** 課題 A **
エントリーの最初の行から「bar-8 xyxy=(121,347,204,368)」を含む行までを、手を加えずにそのまま返してください。始まりと終わりの行も含めます。
━━━━
子連れでの美術鑑賞のポイント

―無理強いしないこと、「楽しい」思い出につなげること―

「美術館での子どもの集中力は30分程度。子どもが興味を持った作品を自由に観させて、飽きてきたらミュージアムショップや、近くの公園などで息抜きをするようにしています」 

 

大切なのは「無理強いをしないこと、子どもに任せること」だと工藤さんは言います。「今週末、美術館に行こうか」と、子どもにチラシやネットで美術展の広告を見せた時、子どもが興味を示すかどうかで行き先が決まるそう。

 

サントリー美術館のカラフルで大きなパネルに釘付け!

 

「子どもは“大きいもの、動くもの、カラフルなもの”が大好き。チームラボのような現代アートは、子どもも楽しみながらアートに触れることができるのではないでしょうか。また、夏休みなどの長期休暇の時期になると、子ども向けの展覧会があちこちで企画されるので、要チェックです」

 

見るだけでなく、触って遊べるなどの体験型の展覧会はお子さんも大喜びだったと話します。徳島県の大塚美術館や金沢21世紀美術館では、子ども向けのアート企画も多く、親子ともに楽しめたそうです。
━━━━
** 課題 B **
子連れでの美術鑑賞についての記事を読んで答えてください。
(i) 美術館での子どもの集中力はどのくらいとされていますか？
(ii) 子どもが大好きなものとして挙げられているのは何ですか？
(iii) 子ども向けのアート企画が多く、親子ともに楽しめたとされる美術館はどこですか？
━━━━
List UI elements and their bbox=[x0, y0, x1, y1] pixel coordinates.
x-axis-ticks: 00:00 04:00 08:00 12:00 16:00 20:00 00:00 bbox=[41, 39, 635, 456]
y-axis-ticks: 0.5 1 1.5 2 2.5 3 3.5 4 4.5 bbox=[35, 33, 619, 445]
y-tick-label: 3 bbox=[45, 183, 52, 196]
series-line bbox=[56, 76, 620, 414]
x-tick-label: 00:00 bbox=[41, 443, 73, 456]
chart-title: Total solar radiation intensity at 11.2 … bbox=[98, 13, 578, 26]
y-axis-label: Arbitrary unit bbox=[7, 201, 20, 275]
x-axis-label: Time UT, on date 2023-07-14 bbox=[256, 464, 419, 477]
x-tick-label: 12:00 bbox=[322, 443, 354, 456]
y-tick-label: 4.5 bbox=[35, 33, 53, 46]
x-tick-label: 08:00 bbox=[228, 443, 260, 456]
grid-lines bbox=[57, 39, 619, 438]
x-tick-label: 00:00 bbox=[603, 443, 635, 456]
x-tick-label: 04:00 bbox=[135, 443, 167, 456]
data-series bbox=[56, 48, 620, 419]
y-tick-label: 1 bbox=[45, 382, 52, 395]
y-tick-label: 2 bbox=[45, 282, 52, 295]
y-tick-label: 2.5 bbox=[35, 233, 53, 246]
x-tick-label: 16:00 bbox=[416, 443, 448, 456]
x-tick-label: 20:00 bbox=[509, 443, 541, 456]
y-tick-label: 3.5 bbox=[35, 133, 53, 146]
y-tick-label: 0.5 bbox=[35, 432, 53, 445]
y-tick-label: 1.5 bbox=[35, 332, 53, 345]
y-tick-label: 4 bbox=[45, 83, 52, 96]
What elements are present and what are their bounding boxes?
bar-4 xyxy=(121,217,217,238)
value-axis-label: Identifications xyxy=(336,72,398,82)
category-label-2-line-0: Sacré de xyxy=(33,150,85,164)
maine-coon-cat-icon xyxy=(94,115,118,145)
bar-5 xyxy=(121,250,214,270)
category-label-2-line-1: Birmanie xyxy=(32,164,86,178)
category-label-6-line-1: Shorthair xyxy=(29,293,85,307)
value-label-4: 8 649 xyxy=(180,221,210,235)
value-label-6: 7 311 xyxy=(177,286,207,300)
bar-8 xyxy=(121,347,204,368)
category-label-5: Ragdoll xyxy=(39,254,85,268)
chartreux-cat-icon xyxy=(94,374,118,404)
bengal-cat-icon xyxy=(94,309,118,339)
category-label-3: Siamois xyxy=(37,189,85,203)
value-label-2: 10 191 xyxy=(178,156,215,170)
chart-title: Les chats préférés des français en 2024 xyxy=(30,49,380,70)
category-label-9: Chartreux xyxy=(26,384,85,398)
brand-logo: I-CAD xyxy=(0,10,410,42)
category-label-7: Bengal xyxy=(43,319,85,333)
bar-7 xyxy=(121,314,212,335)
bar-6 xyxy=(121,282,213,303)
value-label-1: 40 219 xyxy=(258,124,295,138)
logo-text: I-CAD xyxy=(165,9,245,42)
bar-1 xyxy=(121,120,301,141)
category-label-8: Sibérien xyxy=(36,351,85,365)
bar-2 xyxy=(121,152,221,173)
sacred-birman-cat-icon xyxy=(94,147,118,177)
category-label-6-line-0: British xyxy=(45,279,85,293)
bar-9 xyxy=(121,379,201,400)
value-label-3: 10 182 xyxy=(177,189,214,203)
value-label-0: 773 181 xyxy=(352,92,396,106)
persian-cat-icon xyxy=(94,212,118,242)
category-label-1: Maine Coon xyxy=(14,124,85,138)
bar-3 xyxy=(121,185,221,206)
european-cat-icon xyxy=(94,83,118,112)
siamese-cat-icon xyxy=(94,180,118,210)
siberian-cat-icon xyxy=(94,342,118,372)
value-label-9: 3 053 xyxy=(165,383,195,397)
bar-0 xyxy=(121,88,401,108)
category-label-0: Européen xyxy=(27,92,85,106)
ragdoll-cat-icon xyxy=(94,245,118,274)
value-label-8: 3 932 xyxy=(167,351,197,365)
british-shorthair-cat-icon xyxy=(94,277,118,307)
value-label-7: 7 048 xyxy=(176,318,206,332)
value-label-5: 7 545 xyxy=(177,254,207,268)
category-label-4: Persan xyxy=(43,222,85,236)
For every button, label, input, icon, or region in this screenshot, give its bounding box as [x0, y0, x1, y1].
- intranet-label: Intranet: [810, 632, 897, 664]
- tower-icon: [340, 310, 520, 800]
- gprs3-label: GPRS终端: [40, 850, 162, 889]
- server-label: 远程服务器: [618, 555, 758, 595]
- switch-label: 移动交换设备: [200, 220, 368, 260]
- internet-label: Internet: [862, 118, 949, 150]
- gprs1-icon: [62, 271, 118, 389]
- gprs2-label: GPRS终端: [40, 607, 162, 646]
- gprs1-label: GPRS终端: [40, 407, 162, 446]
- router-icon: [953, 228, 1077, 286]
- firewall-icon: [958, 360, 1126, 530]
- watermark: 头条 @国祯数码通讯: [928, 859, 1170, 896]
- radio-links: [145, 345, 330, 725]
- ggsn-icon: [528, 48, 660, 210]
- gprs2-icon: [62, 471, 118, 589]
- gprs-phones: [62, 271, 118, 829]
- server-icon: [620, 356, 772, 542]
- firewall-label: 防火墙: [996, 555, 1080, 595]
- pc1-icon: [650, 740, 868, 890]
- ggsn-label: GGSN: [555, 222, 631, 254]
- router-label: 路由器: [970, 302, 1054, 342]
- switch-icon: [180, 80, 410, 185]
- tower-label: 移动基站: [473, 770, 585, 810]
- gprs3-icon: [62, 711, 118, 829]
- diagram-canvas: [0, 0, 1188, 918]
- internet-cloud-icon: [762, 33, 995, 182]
━━━━
** 記述解答 A **
List UI elements and their bbox=[x0, y0, x1, y1] pixel coordinates.
x-axis-ticks: 00:00 04:00 08:00 12:00 16:00 20:00 00:00 bbox=[41, 39, 635, 456]
y-axis-ticks: 0.5 1 1.5 2 2.5 3 3.5 4 4.5 bbox=[35, 33, 619, 445]
y-tick-label: 3 bbox=[45, 183, 52, 196]
series-line bbox=[56, 76, 620, 414]
x-tick-label: 00:00 bbox=[41, 443, 73, 456]
chart-title: Total solar radiation intensity at 11.2 … bbox=[98, 13, 578, 26]
y-axis-label: Arbitrary unit bbox=[7, 201, 20, 275]
x-axis-label: Time UT, on date 2023-07-14 bbox=[256, 464, 419, 477]
x-tick-label: 12:00 bbox=[322, 443, 354, 456]
y-tick-label: 4.5 bbox=[35, 33, 53, 46]
x-tick-label: 08:00 bbox=[228, 443, 260, 456]
grid-lines bbox=[57, 39, 619, 438]
x-tick-label: 00:00 bbox=[603, 443, 635, 456]
x-tick-label: 04:00 bbox=[135, 443, 167, 456]
data-series bbox=[56, 48, 620, 419]
y-tick-label: 1 bbox=[45, 382, 52, 395]
y-tick-label: 2 bbox=[45, 282, 52, 295]
y-tick-label: 2.5 bbox=[35, 233, 53, 246]
x-tick-label: 16:00 bbox=[416, 443, 448, 456]
x-tick-label: 20:00 bbox=[509, 443, 541, 456]
y-tick-label: 3.5 bbox=[35, 133, 53, 146]
y-tick-label: 0.5 bbox=[35, 432, 53, 445]
y-tick-label: 1.5 bbox=[35, 332, 53, 345]
y-tick-label: 4 bbox=[45, 83, 52, 96]
What elements are present and what are their bounding boxes?
bar-4 xyxy=(121,217,217,238)
value-axis-label: Identifications xyxy=(336,72,398,82)
category-label-2-line-0: Sacré de xyxy=(33,150,85,164)
maine-coon-cat-icon xyxy=(94,115,118,145)
bar-5 xyxy=(121,250,214,270)
category-label-2-line-1: Birmanie xyxy=(32,164,86,178)
category-label-6-line-1: Shorthair xyxy=(29,293,85,307)
value-label-4: 8 649 xyxy=(180,221,210,235)
value-label-6: 7 311 xyxy=(177,286,207,300)
bar-8 xyxy=(121,347,204,368)

** 記述解答 B **
(i) 30分程度です。
(ii) 大きいもの、動くもの、カラフルなものです。
(iii) 徳島県の大塚美術館と金沢21世紀美術館です。